START Data for the task
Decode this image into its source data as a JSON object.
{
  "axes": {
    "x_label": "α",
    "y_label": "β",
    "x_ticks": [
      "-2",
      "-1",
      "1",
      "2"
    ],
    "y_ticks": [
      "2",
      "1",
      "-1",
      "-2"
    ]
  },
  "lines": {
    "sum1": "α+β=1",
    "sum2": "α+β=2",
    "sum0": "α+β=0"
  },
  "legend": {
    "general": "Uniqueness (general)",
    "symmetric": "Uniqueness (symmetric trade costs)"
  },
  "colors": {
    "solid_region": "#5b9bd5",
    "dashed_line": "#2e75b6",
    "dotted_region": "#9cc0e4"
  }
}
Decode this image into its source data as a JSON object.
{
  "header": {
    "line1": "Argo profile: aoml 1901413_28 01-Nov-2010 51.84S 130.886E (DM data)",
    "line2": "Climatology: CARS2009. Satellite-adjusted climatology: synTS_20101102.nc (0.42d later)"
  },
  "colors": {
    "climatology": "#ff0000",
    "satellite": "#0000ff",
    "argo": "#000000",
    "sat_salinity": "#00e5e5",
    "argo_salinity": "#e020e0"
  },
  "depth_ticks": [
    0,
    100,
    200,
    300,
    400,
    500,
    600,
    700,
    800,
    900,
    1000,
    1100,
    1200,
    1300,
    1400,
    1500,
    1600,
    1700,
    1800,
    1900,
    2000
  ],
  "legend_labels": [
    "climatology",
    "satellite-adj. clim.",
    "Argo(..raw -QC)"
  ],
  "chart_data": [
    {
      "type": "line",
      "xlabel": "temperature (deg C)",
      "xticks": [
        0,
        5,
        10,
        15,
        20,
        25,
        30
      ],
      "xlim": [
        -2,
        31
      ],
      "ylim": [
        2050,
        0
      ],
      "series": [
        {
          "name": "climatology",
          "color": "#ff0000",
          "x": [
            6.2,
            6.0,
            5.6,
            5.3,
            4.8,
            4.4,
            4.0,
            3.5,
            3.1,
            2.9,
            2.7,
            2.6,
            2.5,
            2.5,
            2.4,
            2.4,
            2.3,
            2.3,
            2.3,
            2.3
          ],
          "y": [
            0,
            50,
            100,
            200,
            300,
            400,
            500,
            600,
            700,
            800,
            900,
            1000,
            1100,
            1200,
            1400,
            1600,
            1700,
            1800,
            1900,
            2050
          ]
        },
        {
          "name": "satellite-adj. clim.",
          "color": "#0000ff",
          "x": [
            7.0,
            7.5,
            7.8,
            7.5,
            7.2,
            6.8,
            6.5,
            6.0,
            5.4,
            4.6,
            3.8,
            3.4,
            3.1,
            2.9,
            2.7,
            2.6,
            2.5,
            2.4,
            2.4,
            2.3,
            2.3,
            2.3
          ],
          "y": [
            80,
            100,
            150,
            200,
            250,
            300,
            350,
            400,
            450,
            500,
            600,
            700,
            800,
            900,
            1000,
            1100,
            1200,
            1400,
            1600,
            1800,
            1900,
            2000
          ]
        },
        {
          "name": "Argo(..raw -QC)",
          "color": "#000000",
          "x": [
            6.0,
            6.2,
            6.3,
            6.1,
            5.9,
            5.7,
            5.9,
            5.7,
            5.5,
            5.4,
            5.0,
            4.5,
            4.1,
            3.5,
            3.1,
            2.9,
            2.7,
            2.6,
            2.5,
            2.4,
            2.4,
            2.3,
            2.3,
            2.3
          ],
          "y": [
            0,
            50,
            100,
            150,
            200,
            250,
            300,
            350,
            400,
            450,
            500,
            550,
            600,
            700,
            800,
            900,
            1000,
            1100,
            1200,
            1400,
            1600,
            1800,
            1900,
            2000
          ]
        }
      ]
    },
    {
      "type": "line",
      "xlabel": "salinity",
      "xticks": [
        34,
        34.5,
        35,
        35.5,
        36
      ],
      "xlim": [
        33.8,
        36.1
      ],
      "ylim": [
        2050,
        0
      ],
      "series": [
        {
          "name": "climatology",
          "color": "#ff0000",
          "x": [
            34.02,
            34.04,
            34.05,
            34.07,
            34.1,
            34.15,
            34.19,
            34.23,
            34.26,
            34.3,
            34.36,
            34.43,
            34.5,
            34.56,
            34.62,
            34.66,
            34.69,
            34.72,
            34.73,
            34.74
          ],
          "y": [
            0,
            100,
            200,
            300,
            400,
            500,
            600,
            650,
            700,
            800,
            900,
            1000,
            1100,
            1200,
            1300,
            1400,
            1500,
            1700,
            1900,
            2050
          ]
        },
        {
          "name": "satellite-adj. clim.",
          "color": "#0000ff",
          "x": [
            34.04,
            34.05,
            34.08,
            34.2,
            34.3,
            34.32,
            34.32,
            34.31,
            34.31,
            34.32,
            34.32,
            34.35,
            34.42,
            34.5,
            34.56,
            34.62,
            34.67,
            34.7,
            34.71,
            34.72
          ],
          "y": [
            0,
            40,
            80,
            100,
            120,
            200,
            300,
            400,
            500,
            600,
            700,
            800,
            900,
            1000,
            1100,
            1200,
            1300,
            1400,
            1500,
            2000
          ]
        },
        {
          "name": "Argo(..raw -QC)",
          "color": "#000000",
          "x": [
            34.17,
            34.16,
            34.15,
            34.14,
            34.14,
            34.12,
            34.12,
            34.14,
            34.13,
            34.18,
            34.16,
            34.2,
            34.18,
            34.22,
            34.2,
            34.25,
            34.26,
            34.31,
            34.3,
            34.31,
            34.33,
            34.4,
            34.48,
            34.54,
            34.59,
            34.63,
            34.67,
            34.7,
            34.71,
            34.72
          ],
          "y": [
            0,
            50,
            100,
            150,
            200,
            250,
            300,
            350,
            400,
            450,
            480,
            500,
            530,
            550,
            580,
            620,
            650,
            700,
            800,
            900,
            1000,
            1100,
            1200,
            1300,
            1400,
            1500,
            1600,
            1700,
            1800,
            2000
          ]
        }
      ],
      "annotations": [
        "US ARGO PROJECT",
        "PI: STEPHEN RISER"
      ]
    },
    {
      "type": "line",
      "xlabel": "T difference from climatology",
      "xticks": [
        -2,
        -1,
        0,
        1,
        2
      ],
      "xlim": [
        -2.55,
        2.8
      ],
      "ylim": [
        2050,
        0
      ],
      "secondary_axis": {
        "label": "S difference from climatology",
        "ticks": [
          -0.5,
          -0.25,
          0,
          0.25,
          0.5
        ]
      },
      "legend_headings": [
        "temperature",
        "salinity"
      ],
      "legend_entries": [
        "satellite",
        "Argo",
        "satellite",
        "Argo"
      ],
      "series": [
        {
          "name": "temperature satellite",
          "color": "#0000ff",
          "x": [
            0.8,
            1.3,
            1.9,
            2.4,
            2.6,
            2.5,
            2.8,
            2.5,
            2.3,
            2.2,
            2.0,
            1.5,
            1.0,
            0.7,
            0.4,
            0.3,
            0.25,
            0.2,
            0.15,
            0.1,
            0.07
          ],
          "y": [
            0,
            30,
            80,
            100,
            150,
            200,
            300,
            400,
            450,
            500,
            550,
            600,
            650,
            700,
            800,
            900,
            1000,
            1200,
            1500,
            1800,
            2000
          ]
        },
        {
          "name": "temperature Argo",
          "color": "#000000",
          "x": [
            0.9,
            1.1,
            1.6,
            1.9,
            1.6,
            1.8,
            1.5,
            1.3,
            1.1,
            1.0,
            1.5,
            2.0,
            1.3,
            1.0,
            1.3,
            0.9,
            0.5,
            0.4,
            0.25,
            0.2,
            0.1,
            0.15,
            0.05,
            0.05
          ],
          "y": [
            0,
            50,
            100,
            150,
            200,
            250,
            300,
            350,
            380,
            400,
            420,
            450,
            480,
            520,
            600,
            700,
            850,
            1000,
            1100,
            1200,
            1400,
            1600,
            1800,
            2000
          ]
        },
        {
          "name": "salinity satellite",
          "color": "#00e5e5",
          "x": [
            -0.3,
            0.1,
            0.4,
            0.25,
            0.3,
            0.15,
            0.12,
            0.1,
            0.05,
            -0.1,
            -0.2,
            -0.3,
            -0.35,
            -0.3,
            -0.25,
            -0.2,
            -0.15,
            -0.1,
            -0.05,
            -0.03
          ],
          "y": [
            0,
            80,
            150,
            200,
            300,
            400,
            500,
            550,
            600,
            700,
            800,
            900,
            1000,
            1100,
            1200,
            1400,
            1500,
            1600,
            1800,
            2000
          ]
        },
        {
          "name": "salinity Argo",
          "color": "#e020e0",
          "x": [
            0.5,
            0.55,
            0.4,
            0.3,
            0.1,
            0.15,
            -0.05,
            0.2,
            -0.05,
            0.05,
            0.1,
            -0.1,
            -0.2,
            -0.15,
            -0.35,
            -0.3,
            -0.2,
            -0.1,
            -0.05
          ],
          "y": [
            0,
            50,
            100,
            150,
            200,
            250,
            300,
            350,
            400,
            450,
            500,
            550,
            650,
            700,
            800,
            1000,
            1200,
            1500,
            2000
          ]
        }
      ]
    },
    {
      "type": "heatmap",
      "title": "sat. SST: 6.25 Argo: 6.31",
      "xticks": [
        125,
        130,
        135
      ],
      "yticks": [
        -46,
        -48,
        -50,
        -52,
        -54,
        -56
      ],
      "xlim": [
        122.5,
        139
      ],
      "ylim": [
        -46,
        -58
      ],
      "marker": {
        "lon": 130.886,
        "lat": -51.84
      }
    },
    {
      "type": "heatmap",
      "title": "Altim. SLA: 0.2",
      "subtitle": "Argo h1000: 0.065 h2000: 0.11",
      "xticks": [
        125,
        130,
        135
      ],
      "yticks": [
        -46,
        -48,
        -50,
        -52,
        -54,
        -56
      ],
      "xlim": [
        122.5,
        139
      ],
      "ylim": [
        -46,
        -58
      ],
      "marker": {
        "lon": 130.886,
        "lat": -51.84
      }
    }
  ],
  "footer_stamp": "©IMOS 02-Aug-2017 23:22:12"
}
END Data for the task
■ **Exercise requirements**: Locate the word "climatology" in the data above. Copy every line carrying it.

■ **Result for this task**:
    "line2": "Climatology: CARS2009. Satellite-adjusted climatology: synTS_20101102.nc (0.42d later)"
    "climatology": "#ff0000",
    "climatology",
          "name": "climatology",
          "name": "climatology",
      "xlabel": "T difference from climatology",
        "label": "S difference from climatology",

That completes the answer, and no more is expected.